WRITTEN REQUEST:
Omit images. Retype all entries verbatim.

━━━━━━

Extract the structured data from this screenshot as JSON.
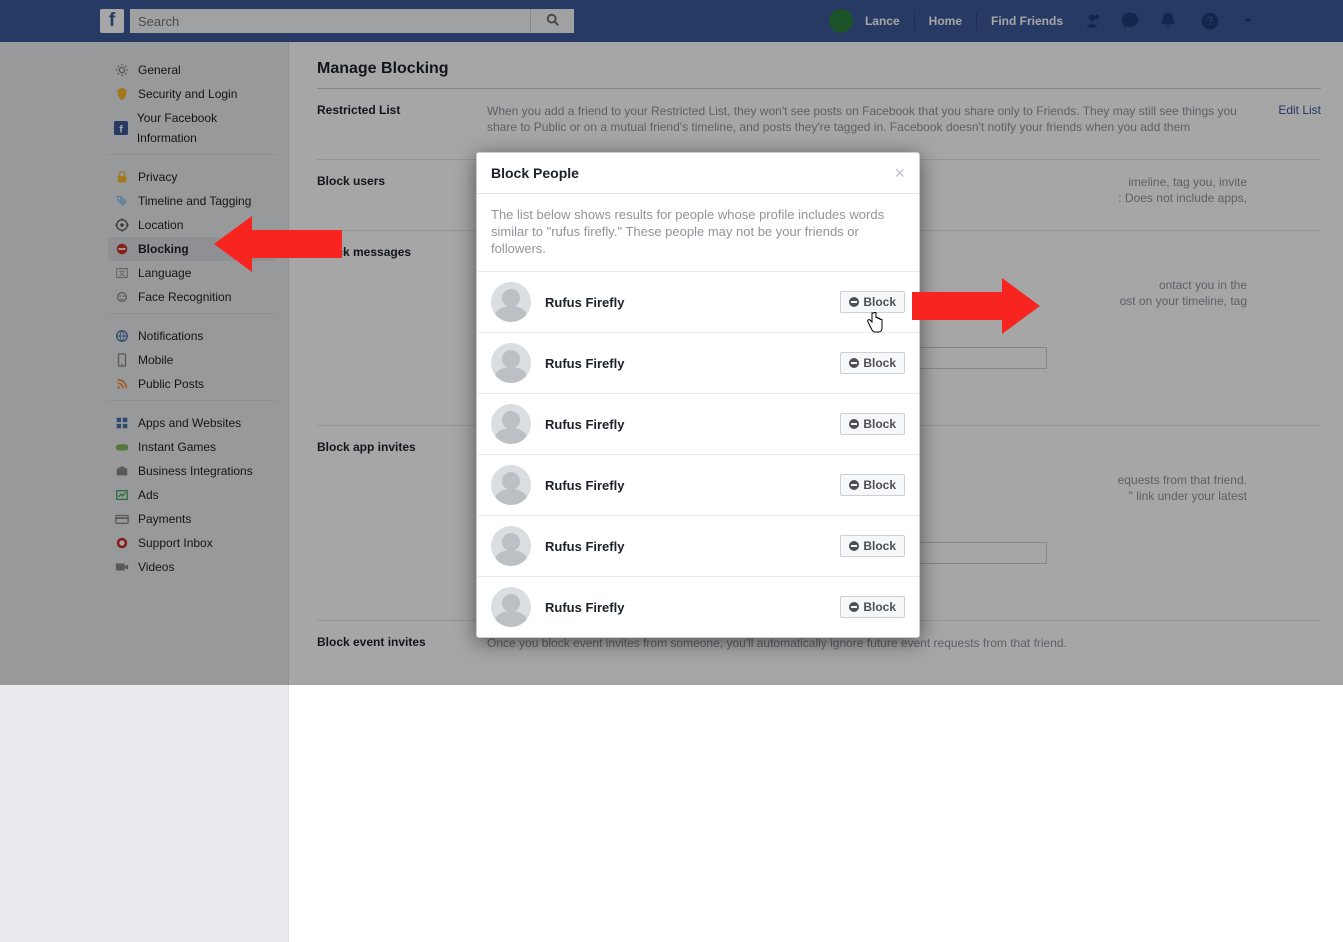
{
  "topbar": {
    "search_placeholder": "Search",
    "user_name": "Lance",
    "home": "Home",
    "find_friends": "Find Friends"
  },
  "sidebar": {
    "group1": [
      {
        "icon": "gear",
        "label": "General"
      },
      {
        "icon": "shield",
        "label": "Security and Login"
      },
      {
        "icon": "fb",
        "label": "Your Facebook Information"
      }
    ],
    "group2": [
      {
        "icon": "lock",
        "label": "Privacy"
      },
      {
        "icon": "tag",
        "label": "Timeline and Tagging"
      },
      {
        "icon": "location",
        "label": "Location"
      },
      {
        "icon": "block",
        "label": "Blocking",
        "selected": true
      },
      {
        "icon": "lang",
        "label": "Language"
      },
      {
        "icon": "face",
        "label": "Face Recognition"
      }
    ],
    "group3": [
      {
        "icon": "globe",
        "label": "Notifications"
      },
      {
        "icon": "mobile",
        "label": "Mobile"
      },
      {
        "icon": "rss",
        "label": "Public Posts"
      }
    ],
    "group4": [
      {
        "icon": "apps",
        "label": "Apps and Websites"
      },
      {
        "icon": "games",
        "label": "Instant Games"
      },
      {
        "icon": "biz",
        "label": "Business Integrations"
      },
      {
        "icon": "ads",
        "label": "Ads"
      },
      {
        "icon": "card",
        "label": "Payments"
      },
      {
        "icon": "inbox",
        "label": "Support Inbox"
      },
      {
        "icon": "video",
        "label": "Videos"
      }
    ]
  },
  "main": {
    "title": "Manage Blocking",
    "sections": {
      "restricted": {
        "label": "Restricted List",
        "body": "When you add a friend to your Restricted List, they won't see posts on Facebook that you share only to Friends. They may still see things you share to Public or on a mutual friend's timeline, and posts they're tagged in. Facebook doesn't notify your friends when you add them",
        "action": "Edit List"
      },
      "block_users": {
        "label": "Block users",
        "body_suffix": "imeline, tag you, invite\n: Does not include apps,"
      },
      "block_messages": {
        "label": "Block messages",
        "body_suffix": "ontact you in the\nost on your timeline, tag"
      },
      "block_app_invites": {
        "label": "Block app invites",
        "body_suffix": "equests from that friend.\n\" link under your latest"
      },
      "block_event_invites": {
        "label": "Block event invites",
        "body": "Once you block event invites from someone, you'll automatically ignore future event requests from that friend."
      }
    }
  },
  "modal": {
    "title": "Block People",
    "description": "The list below shows results for people whose profile includes words similar to \"rufus firefly.\" These people may not be your friends or followers.",
    "block_label": "Block",
    "results": [
      {
        "name": "Rufus Firefly"
      },
      {
        "name": "Rufus Firefly"
      },
      {
        "name": "Rufus Firefly"
      },
      {
        "name": "Rufus Firefly"
      },
      {
        "name": "Rufus Firefly"
      },
      {
        "name": "Rufus Firefly"
      }
    ]
  }
}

━━━━━━

EXERCISE OUTPUT:
Extract the structured data from this screenshot as JSON.
{
  "topbar": {
    "search_placeholder": "Search",
    "user_name": "Lance",
    "home": "Home",
    "find_friends": "Find Friends"
  },
  "sidebar": {
    "group1": [
      {
        "icon": "gear",
        "label": "General"
      },
      {
        "icon": "shield",
        "label": "Security and Login"
      },
      {
        "icon": "fb",
        "label": "Your Facebook Information"
      }
    ],
    "group2": [
      {
        "icon": "lock",
        "label": "Privacy"
      },
      {
        "icon": "tag",
        "label": "Timeline and Tagging"
      },
      {
        "icon": "location",
        "label": "Location"
      },
      {
        "icon": "block",
        "label": "Blocking",
        "selected": true
      },
      {
        "icon": "lang",
        "label": "Language"
      },
      {
        "icon": "face",
        "label": "Face Recognition"
      }
    ],
    "group3": [
      {
        "icon": "globe",
        "label": "Notifications"
      },
      {
        "icon": "mobile",
        "label": "Mobile"
      },
      {
        "icon": "rss",
        "label": "Public Posts"
      }
    ],
    "group4": [
      {
        "icon": "apps",
        "label": "Apps and Websites"
      },
      {
        "icon": "games",
        "label": "Instant Games"
      },
      {
        "icon": "biz",
        "label": "Business Integrations"
      },
      {
        "icon": "ads",
        "label": "Ads"
      },
      {
        "icon": "card",
        "label": "Payments"
      },
      {
        "icon": "inbox",
        "label": "Support Inbox"
      },
      {
        "icon": "video",
        "label": "Videos"
      }
    ]
  },
  "main": {
    "title": "Manage Blocking",
    "sections": {
      "restricted": {
        "label": "Restricted List",
        "body": "When you add a friend to your Restricted List, they won't see posts on Facebook that you share only to Friends. They may still see things you share to Public or on a mutual friend's timeline, and posts they're tagged in. Facebook doesn't notify your friends when you add them",
        "action": "Edit List"
      },
      "block_users": {
        "label": "Block users",
        "body_suffix": "imeline, tag you, invite\n: Does not include apps,"
      },
      "block_messages": {
        "label": "Block messages",
        "body_suffix": "ontact you in the\nost on your timeline, tag"
      },
      "block_app_invites": {
        "label": "Block app invites",
        "body_suffix": "equests from that friend.\n\" link under your latest"
      },
      "block_event_invites": {
        "label": "Block event invites",
        "body": "Once you block event invites from someone, you'll automatically ignore future event requests from that friend."
      }
    }
  },
  "modal": {
    "title": "Block People",
    "description": "The list below shows results for people whose profile includes words similar to \"rufus firefly.\" These people may not be your friends or followers.",
    "block_label": "Block",
    "results": [
      {
        "name": "Rufus Firefly"
      },
      {
        "name": "Rufus Firefly"
      },
      {
        "name": "Rufus Firefly"
      },
      {
        "name": "Rufus Firefly"
      },
      {
        "name": "Rufus Firefly"
      },
      {
        "name": "Rufus Firefly"
      }
    ]
  }
}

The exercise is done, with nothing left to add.